* _Exercise_
Search the records for the word "text" and pick out every line that has it.
start
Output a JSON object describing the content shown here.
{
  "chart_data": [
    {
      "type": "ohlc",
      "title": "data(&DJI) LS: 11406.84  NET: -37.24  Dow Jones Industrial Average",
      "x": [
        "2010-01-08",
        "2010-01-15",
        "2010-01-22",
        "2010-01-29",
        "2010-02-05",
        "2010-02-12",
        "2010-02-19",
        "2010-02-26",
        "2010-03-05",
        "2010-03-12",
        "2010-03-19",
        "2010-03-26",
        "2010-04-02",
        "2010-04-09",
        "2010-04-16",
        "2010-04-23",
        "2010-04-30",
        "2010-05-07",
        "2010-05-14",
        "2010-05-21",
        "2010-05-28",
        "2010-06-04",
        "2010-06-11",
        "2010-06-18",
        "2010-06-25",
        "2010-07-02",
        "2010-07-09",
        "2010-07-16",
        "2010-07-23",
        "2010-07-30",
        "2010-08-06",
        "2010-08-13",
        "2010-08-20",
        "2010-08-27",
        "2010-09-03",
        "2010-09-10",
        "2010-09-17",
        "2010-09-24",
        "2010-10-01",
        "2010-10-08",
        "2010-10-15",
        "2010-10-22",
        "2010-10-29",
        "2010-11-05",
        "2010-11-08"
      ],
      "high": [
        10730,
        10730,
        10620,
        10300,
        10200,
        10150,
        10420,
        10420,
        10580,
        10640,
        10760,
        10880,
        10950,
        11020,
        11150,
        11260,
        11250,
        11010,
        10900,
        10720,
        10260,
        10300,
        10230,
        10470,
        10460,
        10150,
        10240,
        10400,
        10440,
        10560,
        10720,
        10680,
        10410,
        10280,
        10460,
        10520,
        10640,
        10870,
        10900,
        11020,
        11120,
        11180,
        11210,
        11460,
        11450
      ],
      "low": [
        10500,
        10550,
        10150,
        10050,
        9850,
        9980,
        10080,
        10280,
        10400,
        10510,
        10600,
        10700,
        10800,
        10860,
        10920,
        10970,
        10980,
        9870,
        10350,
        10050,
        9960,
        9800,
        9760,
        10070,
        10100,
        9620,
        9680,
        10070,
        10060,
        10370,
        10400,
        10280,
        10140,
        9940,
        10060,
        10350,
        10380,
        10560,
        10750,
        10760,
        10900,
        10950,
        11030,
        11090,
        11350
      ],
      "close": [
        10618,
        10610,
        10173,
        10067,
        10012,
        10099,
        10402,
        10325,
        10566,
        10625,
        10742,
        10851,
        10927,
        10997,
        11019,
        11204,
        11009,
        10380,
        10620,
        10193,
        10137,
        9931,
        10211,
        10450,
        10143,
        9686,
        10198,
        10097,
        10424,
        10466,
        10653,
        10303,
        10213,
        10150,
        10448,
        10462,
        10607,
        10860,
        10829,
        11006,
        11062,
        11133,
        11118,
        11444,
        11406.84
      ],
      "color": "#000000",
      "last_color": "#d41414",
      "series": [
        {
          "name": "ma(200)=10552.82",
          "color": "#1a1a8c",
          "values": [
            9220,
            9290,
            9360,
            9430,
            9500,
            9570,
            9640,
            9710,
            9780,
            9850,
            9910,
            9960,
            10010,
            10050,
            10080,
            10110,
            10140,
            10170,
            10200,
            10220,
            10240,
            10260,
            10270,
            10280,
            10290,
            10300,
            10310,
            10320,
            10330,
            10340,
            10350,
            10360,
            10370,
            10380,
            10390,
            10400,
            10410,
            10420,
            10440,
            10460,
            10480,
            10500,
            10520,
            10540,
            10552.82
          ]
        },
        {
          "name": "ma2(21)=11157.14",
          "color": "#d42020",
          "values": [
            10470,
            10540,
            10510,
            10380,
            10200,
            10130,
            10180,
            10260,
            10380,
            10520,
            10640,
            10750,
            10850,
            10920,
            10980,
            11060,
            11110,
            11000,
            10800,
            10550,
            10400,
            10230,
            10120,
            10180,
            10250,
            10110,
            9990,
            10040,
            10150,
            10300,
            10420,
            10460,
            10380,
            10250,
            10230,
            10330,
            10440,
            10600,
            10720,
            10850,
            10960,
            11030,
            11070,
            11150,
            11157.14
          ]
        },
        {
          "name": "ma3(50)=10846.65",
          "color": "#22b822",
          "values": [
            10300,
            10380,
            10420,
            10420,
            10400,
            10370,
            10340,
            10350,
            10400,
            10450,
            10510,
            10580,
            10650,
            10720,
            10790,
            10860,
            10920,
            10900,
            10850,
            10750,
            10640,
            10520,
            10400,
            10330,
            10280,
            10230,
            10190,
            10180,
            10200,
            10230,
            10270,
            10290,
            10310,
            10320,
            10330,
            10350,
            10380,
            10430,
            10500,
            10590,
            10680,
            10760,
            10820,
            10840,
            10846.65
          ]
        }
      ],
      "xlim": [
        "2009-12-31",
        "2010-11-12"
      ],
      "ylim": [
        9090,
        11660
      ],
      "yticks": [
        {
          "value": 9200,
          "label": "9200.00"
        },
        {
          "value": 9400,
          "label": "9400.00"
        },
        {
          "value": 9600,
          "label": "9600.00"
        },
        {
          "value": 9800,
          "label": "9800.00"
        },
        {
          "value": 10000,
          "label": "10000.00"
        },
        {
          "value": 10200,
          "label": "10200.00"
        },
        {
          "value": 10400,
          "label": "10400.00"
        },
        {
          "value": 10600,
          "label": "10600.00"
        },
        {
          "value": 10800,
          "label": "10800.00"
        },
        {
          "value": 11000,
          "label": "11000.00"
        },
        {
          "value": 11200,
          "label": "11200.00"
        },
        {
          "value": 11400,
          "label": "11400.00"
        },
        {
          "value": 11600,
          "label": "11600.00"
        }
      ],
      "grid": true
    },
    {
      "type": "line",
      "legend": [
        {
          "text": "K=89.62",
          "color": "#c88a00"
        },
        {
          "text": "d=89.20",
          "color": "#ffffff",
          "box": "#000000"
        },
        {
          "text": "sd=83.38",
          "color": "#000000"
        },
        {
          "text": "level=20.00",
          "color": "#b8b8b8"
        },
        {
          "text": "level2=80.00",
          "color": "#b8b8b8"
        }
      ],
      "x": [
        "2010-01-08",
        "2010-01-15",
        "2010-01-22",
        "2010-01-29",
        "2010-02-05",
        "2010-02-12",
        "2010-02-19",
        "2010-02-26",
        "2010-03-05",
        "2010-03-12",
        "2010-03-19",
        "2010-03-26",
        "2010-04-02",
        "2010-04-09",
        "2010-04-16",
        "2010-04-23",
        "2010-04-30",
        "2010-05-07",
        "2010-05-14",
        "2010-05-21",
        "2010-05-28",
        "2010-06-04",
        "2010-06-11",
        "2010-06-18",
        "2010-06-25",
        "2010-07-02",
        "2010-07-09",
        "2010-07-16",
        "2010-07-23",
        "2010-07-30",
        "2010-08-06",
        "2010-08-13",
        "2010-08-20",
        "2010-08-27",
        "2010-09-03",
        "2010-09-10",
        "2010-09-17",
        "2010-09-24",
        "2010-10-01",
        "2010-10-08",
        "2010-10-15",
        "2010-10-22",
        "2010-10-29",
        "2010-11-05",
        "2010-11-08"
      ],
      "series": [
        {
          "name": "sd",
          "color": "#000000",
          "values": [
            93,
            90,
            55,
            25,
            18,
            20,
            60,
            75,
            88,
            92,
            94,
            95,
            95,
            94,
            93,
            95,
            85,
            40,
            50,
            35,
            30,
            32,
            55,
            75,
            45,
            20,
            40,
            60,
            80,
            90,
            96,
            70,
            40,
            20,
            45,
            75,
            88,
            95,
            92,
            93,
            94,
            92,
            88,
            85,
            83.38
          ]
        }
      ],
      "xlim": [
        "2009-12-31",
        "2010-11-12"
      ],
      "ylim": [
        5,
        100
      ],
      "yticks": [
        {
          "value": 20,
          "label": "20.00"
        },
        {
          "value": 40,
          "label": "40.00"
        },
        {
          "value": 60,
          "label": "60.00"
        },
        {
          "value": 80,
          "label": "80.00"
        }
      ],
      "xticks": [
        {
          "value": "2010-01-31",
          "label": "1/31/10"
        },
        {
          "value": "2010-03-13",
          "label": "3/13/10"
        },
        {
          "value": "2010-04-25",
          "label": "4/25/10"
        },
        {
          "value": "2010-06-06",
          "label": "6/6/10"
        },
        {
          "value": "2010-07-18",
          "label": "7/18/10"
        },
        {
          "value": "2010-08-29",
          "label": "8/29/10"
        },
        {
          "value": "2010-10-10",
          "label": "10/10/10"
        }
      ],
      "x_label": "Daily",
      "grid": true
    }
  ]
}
end
* _The response_
          "text": "K=89.62",
          "text": "d=89.20",
          "text": "sd=83.38",
          "text": "level=20.00",
          "text": "level2=80.00",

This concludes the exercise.